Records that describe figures
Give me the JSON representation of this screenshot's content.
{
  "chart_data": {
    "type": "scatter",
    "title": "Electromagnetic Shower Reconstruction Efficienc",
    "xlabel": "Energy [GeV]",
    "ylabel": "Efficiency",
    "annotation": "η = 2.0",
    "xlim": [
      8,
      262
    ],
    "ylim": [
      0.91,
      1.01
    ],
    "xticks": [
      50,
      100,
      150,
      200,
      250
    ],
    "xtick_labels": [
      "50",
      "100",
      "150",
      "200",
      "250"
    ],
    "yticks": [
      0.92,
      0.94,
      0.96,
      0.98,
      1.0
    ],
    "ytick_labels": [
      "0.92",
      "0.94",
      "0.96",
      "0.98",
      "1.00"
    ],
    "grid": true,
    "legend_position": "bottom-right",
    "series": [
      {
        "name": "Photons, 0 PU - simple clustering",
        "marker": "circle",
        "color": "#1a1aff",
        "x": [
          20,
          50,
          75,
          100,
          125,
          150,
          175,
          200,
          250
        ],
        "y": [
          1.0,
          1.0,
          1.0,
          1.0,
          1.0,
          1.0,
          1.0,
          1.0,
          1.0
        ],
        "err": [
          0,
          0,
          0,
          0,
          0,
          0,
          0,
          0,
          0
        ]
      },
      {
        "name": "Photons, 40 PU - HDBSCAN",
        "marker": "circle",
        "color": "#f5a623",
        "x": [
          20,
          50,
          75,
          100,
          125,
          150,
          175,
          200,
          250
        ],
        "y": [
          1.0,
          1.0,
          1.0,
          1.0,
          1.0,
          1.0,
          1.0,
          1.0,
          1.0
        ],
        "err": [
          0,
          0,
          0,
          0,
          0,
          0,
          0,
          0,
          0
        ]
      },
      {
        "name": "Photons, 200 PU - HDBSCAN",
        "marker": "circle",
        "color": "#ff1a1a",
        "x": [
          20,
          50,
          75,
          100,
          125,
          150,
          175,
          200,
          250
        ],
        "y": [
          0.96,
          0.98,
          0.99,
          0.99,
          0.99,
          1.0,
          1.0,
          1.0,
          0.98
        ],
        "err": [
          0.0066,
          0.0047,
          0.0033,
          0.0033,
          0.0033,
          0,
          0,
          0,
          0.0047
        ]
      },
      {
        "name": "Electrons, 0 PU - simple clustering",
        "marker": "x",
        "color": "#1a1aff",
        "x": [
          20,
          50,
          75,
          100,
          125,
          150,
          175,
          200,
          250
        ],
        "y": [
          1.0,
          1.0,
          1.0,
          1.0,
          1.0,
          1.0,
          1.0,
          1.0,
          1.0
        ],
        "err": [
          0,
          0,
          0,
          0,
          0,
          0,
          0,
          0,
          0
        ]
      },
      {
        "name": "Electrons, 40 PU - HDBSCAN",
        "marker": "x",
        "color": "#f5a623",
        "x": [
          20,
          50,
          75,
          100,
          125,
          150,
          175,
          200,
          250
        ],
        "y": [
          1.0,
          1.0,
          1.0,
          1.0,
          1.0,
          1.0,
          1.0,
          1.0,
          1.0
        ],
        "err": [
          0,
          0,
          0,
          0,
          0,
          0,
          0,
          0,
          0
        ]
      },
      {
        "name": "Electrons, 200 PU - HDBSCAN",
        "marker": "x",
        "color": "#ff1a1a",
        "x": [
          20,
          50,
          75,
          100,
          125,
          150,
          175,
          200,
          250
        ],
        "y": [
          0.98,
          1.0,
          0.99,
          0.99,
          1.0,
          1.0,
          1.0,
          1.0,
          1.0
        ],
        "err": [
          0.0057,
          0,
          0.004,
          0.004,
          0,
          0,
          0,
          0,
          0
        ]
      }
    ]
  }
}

*Task statement*. From the data above, show each line that contains "Photons".

*Result of the exercise*.
        "name": "Photons, 0 PU - simple clustering",
        "name": "Photons, 40 PU - HDBSCAN",
        "name": "Photons, 200 PU - HDBSCAN",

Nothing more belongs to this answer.